* Start Provided records *

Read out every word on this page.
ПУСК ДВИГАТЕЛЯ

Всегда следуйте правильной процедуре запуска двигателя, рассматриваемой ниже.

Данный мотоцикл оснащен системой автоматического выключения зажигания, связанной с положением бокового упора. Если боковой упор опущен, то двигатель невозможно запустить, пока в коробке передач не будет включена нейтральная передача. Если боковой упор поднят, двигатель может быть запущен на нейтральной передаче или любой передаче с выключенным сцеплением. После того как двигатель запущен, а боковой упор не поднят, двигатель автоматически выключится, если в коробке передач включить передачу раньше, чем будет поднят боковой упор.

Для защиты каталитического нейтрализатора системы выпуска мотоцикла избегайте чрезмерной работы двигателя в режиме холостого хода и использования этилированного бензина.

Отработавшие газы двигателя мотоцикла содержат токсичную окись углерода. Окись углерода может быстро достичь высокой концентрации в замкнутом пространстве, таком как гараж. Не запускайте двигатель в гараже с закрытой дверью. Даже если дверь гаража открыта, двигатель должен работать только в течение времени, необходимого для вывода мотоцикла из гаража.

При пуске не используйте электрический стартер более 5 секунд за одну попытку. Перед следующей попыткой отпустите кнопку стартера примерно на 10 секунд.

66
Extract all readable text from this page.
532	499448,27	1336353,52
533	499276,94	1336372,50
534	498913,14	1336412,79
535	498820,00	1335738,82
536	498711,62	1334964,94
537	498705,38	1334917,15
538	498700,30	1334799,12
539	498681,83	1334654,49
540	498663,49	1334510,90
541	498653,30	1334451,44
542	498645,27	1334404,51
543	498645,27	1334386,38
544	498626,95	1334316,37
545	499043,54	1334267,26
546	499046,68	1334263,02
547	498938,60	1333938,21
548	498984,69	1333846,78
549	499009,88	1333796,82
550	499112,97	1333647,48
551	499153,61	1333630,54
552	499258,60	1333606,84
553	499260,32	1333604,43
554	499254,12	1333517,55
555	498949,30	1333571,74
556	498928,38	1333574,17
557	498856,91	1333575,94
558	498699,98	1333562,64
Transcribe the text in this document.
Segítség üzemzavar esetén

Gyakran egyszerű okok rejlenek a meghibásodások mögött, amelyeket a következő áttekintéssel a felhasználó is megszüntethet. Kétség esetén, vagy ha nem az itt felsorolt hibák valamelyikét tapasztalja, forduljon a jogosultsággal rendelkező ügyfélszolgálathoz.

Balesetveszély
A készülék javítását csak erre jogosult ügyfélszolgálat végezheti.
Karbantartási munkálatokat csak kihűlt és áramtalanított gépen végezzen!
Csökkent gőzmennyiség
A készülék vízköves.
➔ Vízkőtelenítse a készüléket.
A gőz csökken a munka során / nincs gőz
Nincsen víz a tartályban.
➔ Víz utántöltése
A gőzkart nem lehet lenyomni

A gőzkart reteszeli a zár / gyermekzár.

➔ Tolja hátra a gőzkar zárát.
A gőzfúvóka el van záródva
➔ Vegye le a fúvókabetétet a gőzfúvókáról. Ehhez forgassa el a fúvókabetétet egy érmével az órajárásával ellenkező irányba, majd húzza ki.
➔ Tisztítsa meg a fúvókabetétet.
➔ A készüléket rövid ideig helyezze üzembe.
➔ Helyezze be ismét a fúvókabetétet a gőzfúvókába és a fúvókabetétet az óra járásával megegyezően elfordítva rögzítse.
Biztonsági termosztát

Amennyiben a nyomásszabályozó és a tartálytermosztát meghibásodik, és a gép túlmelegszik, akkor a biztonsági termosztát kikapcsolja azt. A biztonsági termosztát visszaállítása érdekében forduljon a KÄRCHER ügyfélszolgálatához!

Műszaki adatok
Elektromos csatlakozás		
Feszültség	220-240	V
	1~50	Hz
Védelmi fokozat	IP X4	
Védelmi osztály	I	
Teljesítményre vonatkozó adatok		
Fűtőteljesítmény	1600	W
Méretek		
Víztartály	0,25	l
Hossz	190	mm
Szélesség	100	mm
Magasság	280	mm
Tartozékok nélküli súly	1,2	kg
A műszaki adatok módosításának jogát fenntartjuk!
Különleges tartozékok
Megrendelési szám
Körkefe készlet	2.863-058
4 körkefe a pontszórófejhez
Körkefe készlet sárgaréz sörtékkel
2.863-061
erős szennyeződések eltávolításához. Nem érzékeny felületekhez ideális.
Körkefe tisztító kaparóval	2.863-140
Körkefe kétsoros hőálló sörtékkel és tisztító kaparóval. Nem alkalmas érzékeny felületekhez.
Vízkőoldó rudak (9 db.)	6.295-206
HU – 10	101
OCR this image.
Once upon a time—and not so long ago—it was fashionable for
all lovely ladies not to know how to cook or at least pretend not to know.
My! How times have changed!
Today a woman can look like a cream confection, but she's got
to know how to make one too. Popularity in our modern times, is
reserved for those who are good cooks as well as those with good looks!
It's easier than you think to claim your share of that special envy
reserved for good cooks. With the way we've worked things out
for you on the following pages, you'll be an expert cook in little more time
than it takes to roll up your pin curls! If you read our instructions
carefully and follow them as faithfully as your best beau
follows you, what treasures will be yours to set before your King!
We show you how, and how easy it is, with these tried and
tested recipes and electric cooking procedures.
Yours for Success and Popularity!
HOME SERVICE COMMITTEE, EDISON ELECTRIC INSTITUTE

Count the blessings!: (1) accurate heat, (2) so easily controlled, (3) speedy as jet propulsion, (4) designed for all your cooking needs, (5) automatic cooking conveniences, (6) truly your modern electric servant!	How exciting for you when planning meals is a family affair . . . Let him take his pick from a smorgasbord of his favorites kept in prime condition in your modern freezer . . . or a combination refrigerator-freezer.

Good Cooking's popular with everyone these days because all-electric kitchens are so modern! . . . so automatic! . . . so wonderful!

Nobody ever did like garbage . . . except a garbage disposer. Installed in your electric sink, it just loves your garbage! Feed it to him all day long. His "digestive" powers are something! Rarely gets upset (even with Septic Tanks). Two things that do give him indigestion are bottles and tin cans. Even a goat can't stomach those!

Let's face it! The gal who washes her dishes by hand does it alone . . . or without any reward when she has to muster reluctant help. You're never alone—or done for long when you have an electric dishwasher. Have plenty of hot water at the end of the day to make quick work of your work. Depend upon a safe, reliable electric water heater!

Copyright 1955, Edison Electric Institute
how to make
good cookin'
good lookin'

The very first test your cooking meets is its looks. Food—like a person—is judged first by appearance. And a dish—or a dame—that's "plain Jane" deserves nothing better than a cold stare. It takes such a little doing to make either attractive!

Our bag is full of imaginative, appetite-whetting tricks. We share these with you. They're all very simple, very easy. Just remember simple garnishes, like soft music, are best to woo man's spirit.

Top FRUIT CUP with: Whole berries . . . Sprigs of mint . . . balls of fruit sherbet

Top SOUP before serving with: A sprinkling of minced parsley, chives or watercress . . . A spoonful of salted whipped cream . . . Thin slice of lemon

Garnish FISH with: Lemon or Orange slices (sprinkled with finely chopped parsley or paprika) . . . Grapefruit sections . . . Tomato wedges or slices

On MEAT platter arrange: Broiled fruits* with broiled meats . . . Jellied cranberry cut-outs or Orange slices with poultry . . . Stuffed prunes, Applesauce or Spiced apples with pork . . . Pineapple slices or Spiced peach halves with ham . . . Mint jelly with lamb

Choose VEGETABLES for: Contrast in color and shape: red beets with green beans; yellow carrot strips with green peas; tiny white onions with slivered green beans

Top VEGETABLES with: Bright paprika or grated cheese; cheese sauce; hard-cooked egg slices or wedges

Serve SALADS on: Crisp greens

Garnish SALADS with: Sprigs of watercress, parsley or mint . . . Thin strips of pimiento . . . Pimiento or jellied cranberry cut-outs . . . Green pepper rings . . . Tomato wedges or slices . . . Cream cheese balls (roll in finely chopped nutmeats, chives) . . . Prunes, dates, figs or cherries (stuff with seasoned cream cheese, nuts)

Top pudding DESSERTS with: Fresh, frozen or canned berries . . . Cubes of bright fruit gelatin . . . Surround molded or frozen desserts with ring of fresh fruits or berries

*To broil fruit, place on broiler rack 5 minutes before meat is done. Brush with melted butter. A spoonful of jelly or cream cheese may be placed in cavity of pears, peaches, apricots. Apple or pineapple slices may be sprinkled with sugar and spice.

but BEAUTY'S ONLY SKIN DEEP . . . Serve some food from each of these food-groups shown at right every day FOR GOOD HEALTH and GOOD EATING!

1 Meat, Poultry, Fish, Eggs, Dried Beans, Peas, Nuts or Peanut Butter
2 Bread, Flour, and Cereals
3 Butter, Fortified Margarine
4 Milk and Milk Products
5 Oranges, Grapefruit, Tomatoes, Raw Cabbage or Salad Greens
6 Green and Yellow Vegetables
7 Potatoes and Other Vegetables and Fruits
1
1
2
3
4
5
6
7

* End Provided records *

Goal -> Every line holding "csak" should be copied out.

Task solution ->
A készülék javítását csak erre jogosult ügyfélszolgálat végezheti.
Karbantartási munkálatokat csak kihűlt és áramtalanított gépen végezzen!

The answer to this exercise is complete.